-- begin --
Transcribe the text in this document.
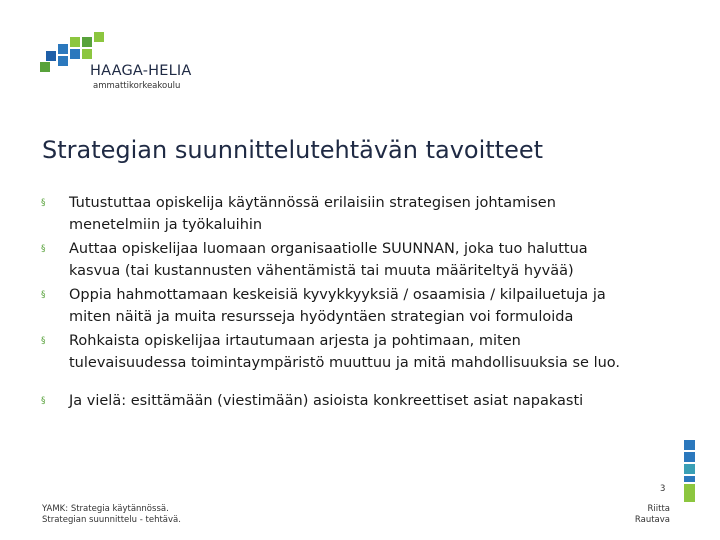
HAAGA-HELIA
ammattikorkeakoulu
Strategian suunnittelutehtävän tavoitteet
§ Tutustuttaa opiskelija käytännössä erilaisiin strategisen johtamisen
menetelmiin ja työkaluihin
§ Auttaa opiskelijaa luomaan organisaatiolle SUUNNAN, joka tuo haluttua
kasvua (tai kustannusten vähentämistä tai muuta määriteltyä hyvää)
§ Oppia hahmottamaan keskeisiä kyvykkyyksiä / osaamisia / kilpailuetuja ja
miten näitä ja muita resursseja hyödyntäen strategian voi formuloida
§ Rohkaista opiskelijaa irtautumaan arjesta ja pohtimaan, miten
tulevaisuudessa toimintaympäristö muuttuu ja mitä mahdollisuuksia se luo.
§ Ja vielä: esittämään (viestimään) asioista konkreettiset asiat napakasti
3
YAMK: Strategia käytännössä.
Strategian suunnittelu - tehtävä.
Riitta
Rautava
-- end --
▸ **GIVEN TASK**
Your task is to reproduce all of the material exactly. The pictures stay out.

▸ **SOLVED PROBLEM**
Transcribe the text in this document.
HAAGA-HELIA
ammattikorkeakoulu
Strategian suunnittelutehtävän tavoitteet
§ Tutustuttaa opiskelija käytännössä erilaisiin strategisen johtamisen
menetelmiin ja työkaluihin
§ Auttaa opiskelijaa luomaan organisaatiolle SUUNNAN, joka tuo haluttua
kasvua (tai kustannusten vähentämistä tai muuta määriteltyä hyvää)
§ Oppia hahmottamaan keskeisiä kyvykkyyksiä / osaamisia / kilpailuetuja ja
miten näitä ja muita resursseja hyödyntäen strategian voi formuloida
§ Rohkaista opiskelijaa irtautumaan arjesta ja pohtimaan, miten
tulevaisuudessa toimintaympäristö muuttuu ja mitä mahdollisuuksia se luo.
§ Ja vielä: esittämään (viestimään) asioista konkreettiset asiat napakasti
3
YAMK: Strategia käytännössä.
Strategian suunnittelu - tehtävä.
Riitta
Rautava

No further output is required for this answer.